» **Instruction**:
Scan the lines below for the string "СТРОКИ" and copy every one that has it.
==========
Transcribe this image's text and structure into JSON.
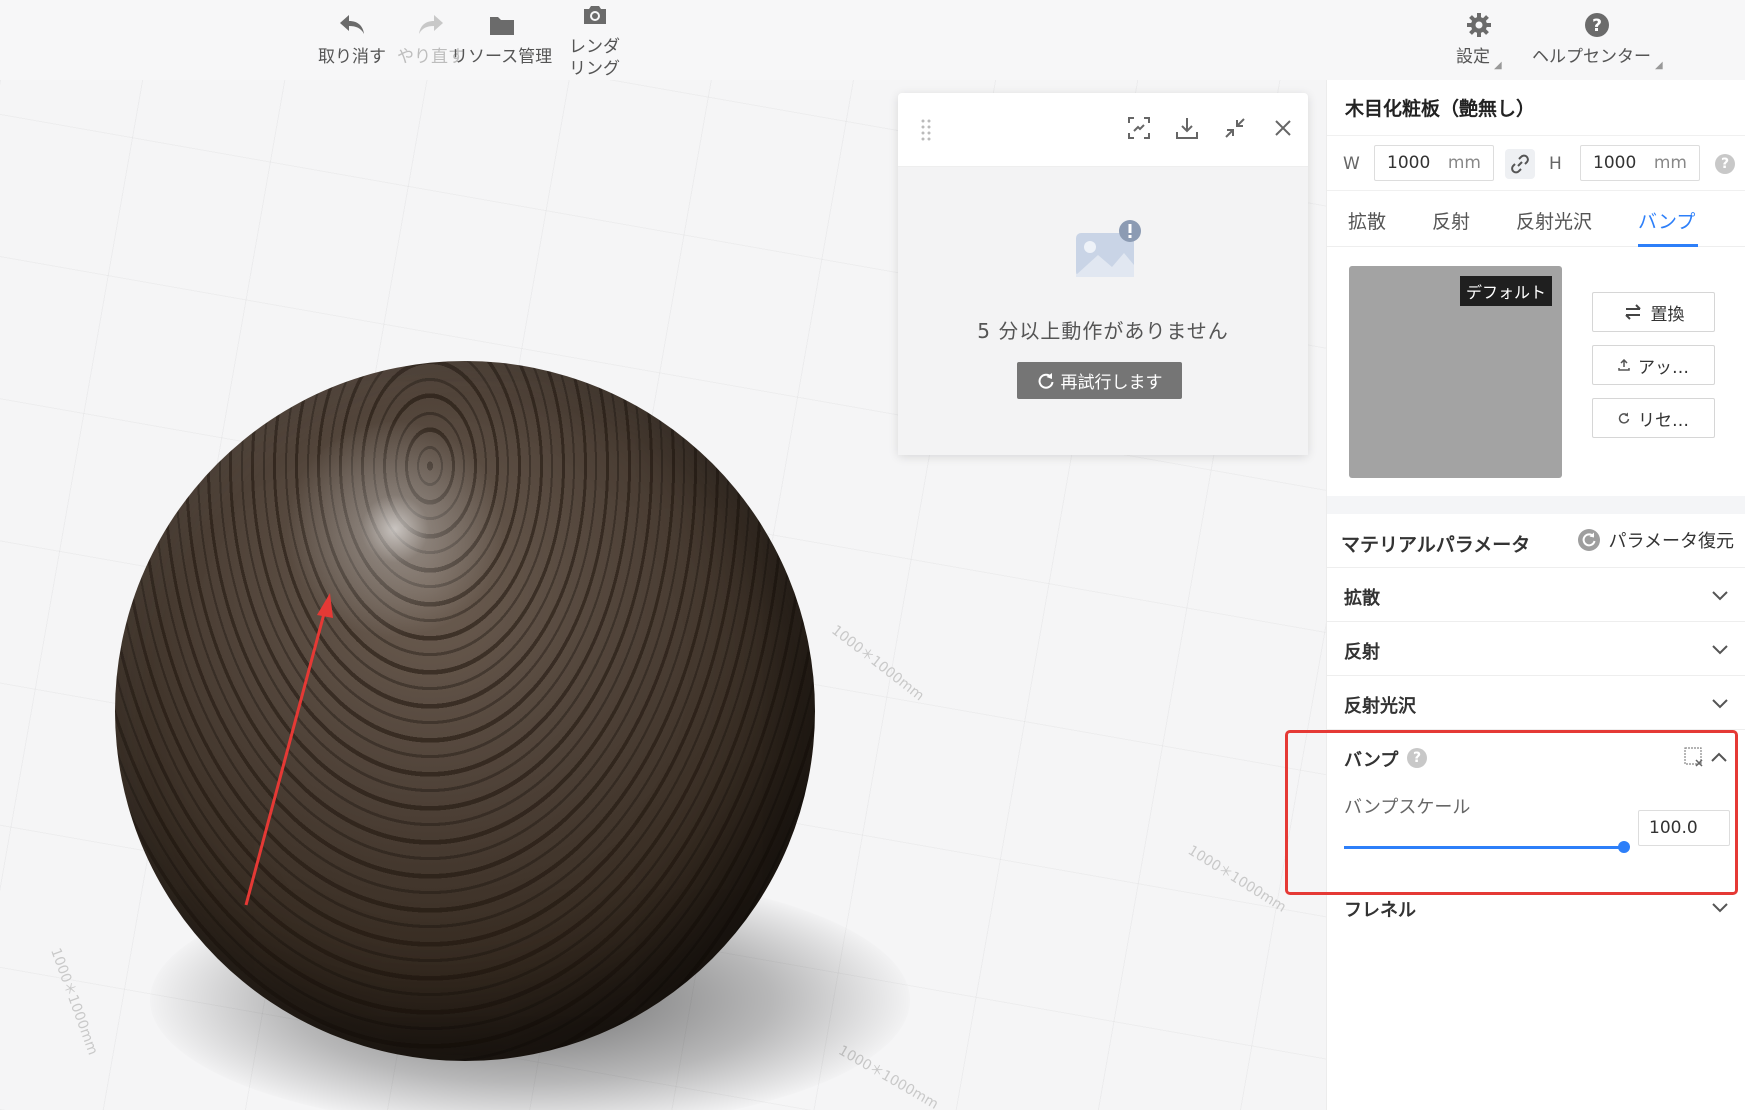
{
  "toolbar": {
    "undo": "取り消す",
    "redo": "やり直す",
    "resources": "リソース管理",
    "render_line1": "レンダ",
    "render_line2": "リング",
    "settings": "設定",
    "help": "ヘルプセンター"
  },
  "viewport": {
    "grid_label": "1000＊1000mm"
  },
  "dialog": {
    "message": "5 分以上動作がありません",
    "retry_label": "再試行します"
  },
  "panel": {
    "material_name": "木目化粧板（艶無し）",
    "width_label": "W",
    "width_value": "1000",
    "height_label": "H",
    "height_value": "1000",
    "unit": "mm",
    "tabs": [
      {
        "label": "拡散"
      },
      {
        "label": "反射"
      },
      {
        "label": "反射光沢"
      },
      {
        "label": "バンプ"
      }
    ],
    "active_tab": "バンプ",
    "thumbnail_tag": "デフォルト",
    "replace_button": "置換",
    "upload_button": "アッ…",
    "reset_button": "リセ…",
    "params_title": "マテリアルパラメータ",
    "restore_button": "パラメータ復元",
    "sections": {
      "diffuse": "拡散",
      "reflection": "反射",
      "gloss": "反射光沢",
      "bump": "バンプ",
      "fresnel": "フレネル"
    },
    "bump_scale_label": "バンプスケール",
    "bump_scale_value": "100.0"
  },
  "colors": {
    "accent": "#2d7ff9",
    "highlight": "#e53935",
    "retry_bg": "#757575"
  }
}
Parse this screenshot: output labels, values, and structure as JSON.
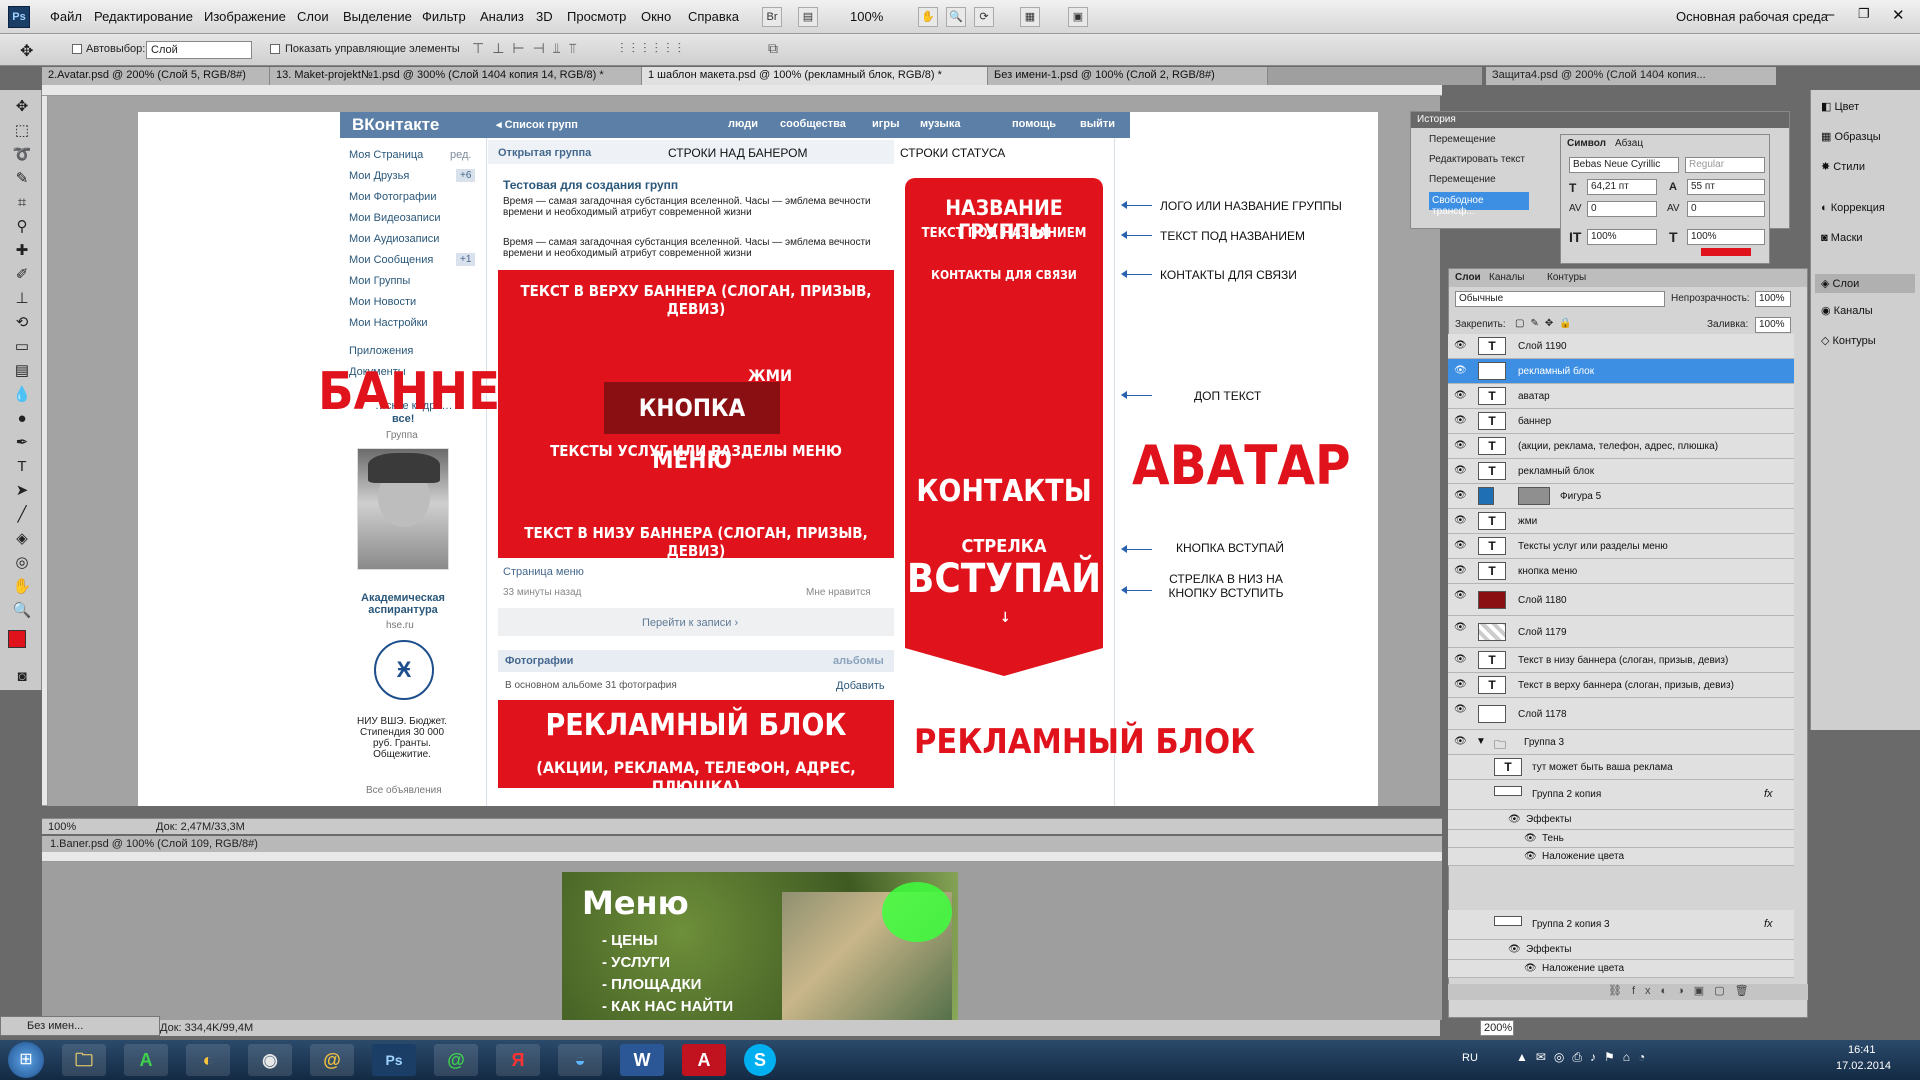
{
  "menubar": {
    "items": [
      "Файл",
      "Редактирование",
      "Изображение",
      "Слои",
      "Выделение",
      "Фильтр",
      "Анализ",
      "3D",
      "Просмотр",
      "Окно",
      "Справка"
    ],
    "zoom": "100%",
    "workspace": "Основная рабочая среда"
  },
  "options": {
    "autoselect": "Автовыбор:",
    "autoselect_value": "Слой",
    "show_controls": "Показать управляющие элементы"
  },
  "tabs": [
    "2.Avatar.psd @ 200% (Слой 5, RGB/8#)",
    "13. Maket-projekt№1.psd @ 300% (Слой 1404 копия 14, RGB/8) *",
    "1 шаблон макета.psd @ 100% (рекламный блок, RGB/8) *",
    "Без имени-1.psd @ 100% (Слой 2, RGB/8#)",
    "Защита4.psd @ 200% (Слой 1404 копия..."
  ],
  "vk": {
    "logo": "ВКонтакте",
    "back": "◂ Список групп",
    "nav": [
      "люди",
      "сообщества",
      "игры",
      "музыка",
      "помощь",
      "выйти"
    ],
    "left_menu": [
      "Моя Страница",
      "Мои Друзья",
      "Мои Фотографии",
      "Мои Видеозаписи",
      "Мои Аудиозаписи",
      "Мои Сообщения",
      "Мои Группы",
      "Мои Новости",
      "Мои Настройки"
    ],
    "edit": "ред.",
    "friends_badge": "+6",
    "msg_badge": "+1",
    "apps": "Приложения",
    "docs": "Документы",
    "promo_title": "…ские кадро…",
    "promo_sub": "все!",
    "group_label": "Группа",
    "ad_title": "Академическая аспирантура",
    "ad_site": "hse.ru",
    "ad_text": "НИУ ВШЭ. Бюджет. Стипендия 30 000 руб. Гранты. Общежитие.",
    "all_ads": "Все объявления",
    "open_group": "Открытая группа",
    "group_title": "Тестовая для создания групп",
    "status1": "Время — самая загадочная субстанция вселенной. Часы — эмблема вечности времени и необходимый атрибут современной жизни",
    "status2": "Время — самая загадочная субстанция вселенной. Часы — эмблема вечности времени и необходимый атрибут современной жизни",
    "page_menu": "Страница меню",
    "time_ago": "33 минуты назад",
    "like": "Мне нравится",
    "goto": "Перейти к записи ›",
    "photos": "Фотографии",
    "albums": "альбомы",
    "main_album": "В основном альбоме 31 фотография",
    "add": "Добавить"
  },
  "banner": {
    "top": "ТЕКСТ В ВЕРХУ БАННЕРА (СЛОГАН, ПРИЗЫВ, ДЕВИЗ)",
    "btn": "КНОПКА МЕНЮ",
    "jmi": "ЖМИ",
    "services": "ТЕКСТЫ УСЛУГ ИЛИ РАЗДЕЛЫ МЕНЮ",
    "bottom": "ТЕКСТ В НИЗУ БАННЕРА (СЛОГАН, ПРИЗЫВ, ДЕВИЗ)"
  },
  "adblock": {
    "title": "РЕКЛАМНЫЙ БЛОК",
    "sub": "(АКЦИИ, РЕКЛАМА, ТЕЛЕФОН, АДРЕС, ПЛЮШКА)"
  },
  "avatar": {
    "name": "НАЗВАНИЕ ГРУППЫ",
    "under": "ТЕКСТ ПОД НАЗВАНИЕМ",
    "contacts_small": "КОНТАКТЫ ДЛЯ СВЯЗИ",
    "contacts": "КОНТАКТЫ",
    "arrow": "СТРЕЛКА",
    "join": "ВСТУПАЙ"
  },
  "labels": {
    "banner": "БАННЕР",
    "avatar": "АВАТАР",
    "adblock": "РЕКЛАМНЫЙ БЛОК",
    "above_banner": "СТРОКИ НАД БАНЕРОМ",
    "status_lines": "СТРОКИ СТАТУСА",
    "logo": "ЛОГО ИЛИ НАЗВАНИЕ ГРУППЫ",
    "under_name": "ТЕКСТ ПОД НАЗВАНИЕМ",
    "contacts": "КОНТАКТЫ ДЛЯ СВЯЗИ",
    "extra": "ДОП ТЕКСТ",
    "join_btn": "КНОПКА ВСТУПАЙ",
    "arrow_down": "СТРЕЛКА В НИЗ НА КНОПКУ ВСТУПИТЬ"
  },
  "status": {
    "zoom": "100%",
    "doc": "Док: 2,47M/33,3M",
    "zoom2": "200%",
    "doc2": "Док: 334,4K/99,4M"
  },
  "history": {
    "title": "История",
    "items": [
      "Перемещение",
      "Редактировать текст",
      "Перемещение",
      "Свободное трансф..."
    ]
  },
  "character": {
    "tab1": "Символ",
    "tab2": "Абзац",
    "font": "Bebas Neue Cyrillic",
    "style": "Regular",
    "size": "64,21 пт",
    "leading": "55 пт",
    "tracking": "0",
    "kerning": "0",
    "vscale": "100%",
    "hscale": "100%"
  },
  "layers": {
    "tabs": [
      "Слои",
      "Каналы",
      "Контуры"
    ],
    "blend": "Обычные",
    "opacity_label": "Непрозрачность:",
    "opacity": "100%",
    "lock": "Закрепить:",
    "fill_label": "Заливка:",
    "fill": "100%",
    "items": [
      {
        "name": "Слой 1190",
        "type": "T"
      },
      {
        "name": "рекламный блок",
        "type": "T",
        "selected": true
      },
      {
        "name": "аватар",
        "type": "T"
      },
      {
        "name": "баннер",
        "type": "T"
      },
      {
        "name": "(акции, реклама, телефон, адрес, плюшка)",
        "type": "T"
      },
      {
        "name": "рекламный блок",
        "type": "T"
      },
      {
        "name": "Фигура 5",
        "type": "S"
      },
      {
        "name": "жми",
        "type": "T"
      },
      {
        "name": "Тексты услуг или разделы меню",
        "type": "T"
      },
      {
        "name": "кнопка меню",
        "type": "T"
      },
      {
        "name": "Слой 1180",
        "type": "R"
      },
      {
        "name": "Слой 1179",
        "type": "C"
      },
      {
        "name": "Текст в низу баннера (слоган, призыв, девиз)",
        "type": "T"
      },
      {
        "name": "Текст в верху баннера (слоган, призыв, девиз)",
        "type": "T"
      },
      {
        "name": "Слой 1178",
        "type": "W"
      },
      {
        "name": "Группа 3",
        "type": "G"
      },
      {
        "name": "тут может быть ваша            реклама",
        "type": "T"
      },
      {
        "name": "Группа 2 копия",
        "type": "F"
      },
      {
        "name": "Эффекты",
        "type": "E"
      },
      {
        "name": "Тень",
        "type": "E2"
      },
      {
        "name": "Наложение цвета",
        "type": "E2"
      },
      {
        "name": "Группа 2 копия 3",
        "type": "F"
      },
      {
        "name": "Эффекты",
        "type": "E"
      },
      {
        "name": "Наложение цвета",
        "type": "E2"
      }
    ]
  },
  "dock": [
    "Цвет",
    "Образцы",
    "Стили",
    "Коррекция",
    "Маски",
    "Слои",
    "Каналы",
    "Контуры"
  ],
  "doc2": {
    "tab": "1.Baner.psd @ 100% (Слой 109, RGB/8#)",
    "menu": "Меню",
    "items": [
      "- ЦЕНЫ",
      "- УСЛУГИ",
      "- ПЛОЩАДКИ",
      "- КАК НАС НАЙТИ"
    ],
    "minimized": "Без имен..."
  },
  "tray": {
    "lang": "RU",
    "time": "16:41",
    "date": "17.02.2014"
  }
}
==========
» **Task solution**:
    "above_banner": "СТРОКИ НАД БАНЕРОМ",
    "status_lines": "СТРОКИ СТАТУСА",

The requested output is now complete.